Instruction: The records below should be written out again, exactly.

++++ Supplied data

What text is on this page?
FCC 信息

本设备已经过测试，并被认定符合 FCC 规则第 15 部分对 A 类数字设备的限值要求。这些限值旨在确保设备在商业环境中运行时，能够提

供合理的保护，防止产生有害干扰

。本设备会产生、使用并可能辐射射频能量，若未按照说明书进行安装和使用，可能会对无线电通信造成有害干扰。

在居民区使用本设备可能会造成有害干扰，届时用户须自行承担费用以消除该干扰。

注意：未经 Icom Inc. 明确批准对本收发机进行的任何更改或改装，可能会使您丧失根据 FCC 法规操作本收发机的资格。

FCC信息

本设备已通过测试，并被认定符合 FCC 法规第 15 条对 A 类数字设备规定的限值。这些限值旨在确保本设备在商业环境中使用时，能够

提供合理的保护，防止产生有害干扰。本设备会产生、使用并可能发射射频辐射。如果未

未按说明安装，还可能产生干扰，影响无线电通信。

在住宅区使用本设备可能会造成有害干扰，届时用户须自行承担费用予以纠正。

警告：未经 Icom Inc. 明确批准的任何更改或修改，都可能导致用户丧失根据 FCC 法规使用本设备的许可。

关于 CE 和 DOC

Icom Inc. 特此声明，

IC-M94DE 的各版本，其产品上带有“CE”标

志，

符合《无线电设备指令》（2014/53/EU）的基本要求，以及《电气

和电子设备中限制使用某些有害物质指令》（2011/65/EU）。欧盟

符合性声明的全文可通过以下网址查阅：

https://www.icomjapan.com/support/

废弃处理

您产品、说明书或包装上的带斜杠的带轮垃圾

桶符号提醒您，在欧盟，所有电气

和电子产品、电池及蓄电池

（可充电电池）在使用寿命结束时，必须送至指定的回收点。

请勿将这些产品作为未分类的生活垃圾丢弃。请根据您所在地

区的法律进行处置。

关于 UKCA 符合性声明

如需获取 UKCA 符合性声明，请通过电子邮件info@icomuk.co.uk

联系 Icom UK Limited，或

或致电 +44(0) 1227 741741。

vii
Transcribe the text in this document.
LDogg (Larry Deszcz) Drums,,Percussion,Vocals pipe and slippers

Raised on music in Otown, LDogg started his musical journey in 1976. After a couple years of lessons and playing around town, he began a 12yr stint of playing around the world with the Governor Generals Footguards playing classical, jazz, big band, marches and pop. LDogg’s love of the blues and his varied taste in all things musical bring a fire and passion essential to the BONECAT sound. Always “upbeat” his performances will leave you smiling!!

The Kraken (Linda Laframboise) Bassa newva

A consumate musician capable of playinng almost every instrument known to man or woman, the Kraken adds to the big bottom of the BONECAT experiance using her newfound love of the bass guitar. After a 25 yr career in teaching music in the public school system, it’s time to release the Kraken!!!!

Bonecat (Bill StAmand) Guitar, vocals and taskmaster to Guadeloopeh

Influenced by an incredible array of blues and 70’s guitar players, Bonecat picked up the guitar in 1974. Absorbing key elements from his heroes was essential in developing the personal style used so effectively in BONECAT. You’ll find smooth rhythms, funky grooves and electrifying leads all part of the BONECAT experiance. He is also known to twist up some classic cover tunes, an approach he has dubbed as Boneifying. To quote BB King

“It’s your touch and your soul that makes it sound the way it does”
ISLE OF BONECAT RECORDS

++++++++

Solution to this exercise:
What text is on this page?
FCC 信息

本设备已经过测试，并被认定符合 FCC 规则第 15 部分对 A 类数字设备的限值要求。这些限值旨在确保设备在商业环境中运行时，能够提

供合理的保护，防止产生有害干扰

。本设备会产生、使用并可能辐射射频能量，若未按照说明书进行安装和使用，可能会对无线电通信造成有害干扰。

在居民区使用本设备可能会造成有害干扰，届时用户须自行承担费用以消除该干扰。

注意：未经 Icom Inc. 明确批准对本收发机进行的任何更改或改装，可能会使您丧失根据 FCC 法规操作本收发机的资格。

FCC信息

本设备已通过测试，并被认定符合 FCC 法规第 15 条对 A 类数字设备规定的限值。这些限值旨在确保本设备在商业环境中使用时，能够

提供合理的保护，防止产生有害干扰。本设备会产生、使用并可能发射射频辐射。如果未

未按说明安装，还可能产生干扰，影响无线电通信。

在住宅区使用本设备可能会造成有害干扰，届时用户须自行承担费用予以纠正。

警告：未经 Icom Inc. 明确批准的任何更改或修改，都可能导致用户丧失根据 FCC 法规使用本设备的许可。

关于 CE 和 DOC

Icom Inc. 特此声明，

IC-M94DE 的各版本，其产品上带有“CE”标

志，

符合《无线电设备指令》（2014/53/EU）的基本要求，以及《电气

和电子设备中限制使用某些有害物质指令》（2011/65/EU）。欧盟

符合性声明的全文可通过以下网址查阅：

https://www.icomjapan.com/support/

废弃处理

您产品、说明书或包装上的带斜杠的带轮垃圾

桶符号提醒您，在欧盟，所有电气

和电子产品、电池及蓄电池

（可充电电池）在使用寿命结束时，必须送至指定的回收点。

请勿将这些产品作为未分类的生活垃圾丢弃。请根据您所在地

区的法律进行处置。

关于 UKCA 符合性声明

如需获取 UKCA 符合性声明，请通过电子邮件info@icomuk.co.uk

联系 Icom UK Limited，或

或致电 +44(0) 1227 741741。

vii
Transcribe the text in this document.
LDogg (Larry Deszcz) Drums,,Percussion,Vocals pipe and slippers

Raised on music in Otown, LDogg started his musical journey in 1976. After a couple years of lessons and playing around town, he began a 12yr stint of playing around the world with the Governor Generals Footguards playing classical, jazz, big band, marches and pop. LDogg’s love of the blues and his varied taste in all things musical bring a fire and passion essential to the BONECAT sound. Always “upbeat” his performances will leave you smiling!!

The Kraken (Linda Laframboise) Bassa newva

A consumate musician capable of playinng almost every instrument known to man or woman, the Kraken adds to the big bottom of the BONECAT experiance using her newfound love of the bass guitar. After a 25 yr career in teaching music in the public school system, it’s time to release the Kraken!!!!

Bonecat (Bill StAmand) Guitar, vocals and taskmaster to Guadeloopeh

Influenced by an incredible array of blues and 70’s guitar players, Bonecat picked up the guitar in 1974. Absorbing key elements from his heroes was essential in developing the personal style used so effectively in BONECAT. You’ll find smooth rhythms, funky grooves and electrifying leads all part of the BONECAT experiance. He is also known to twist up some classic cover tunes, an approach he has dubbed as Boneifying. To quote BB King

“It’s your touch and your soul that makes it sound the way it does”
ISLE OF BONECAT RECORDS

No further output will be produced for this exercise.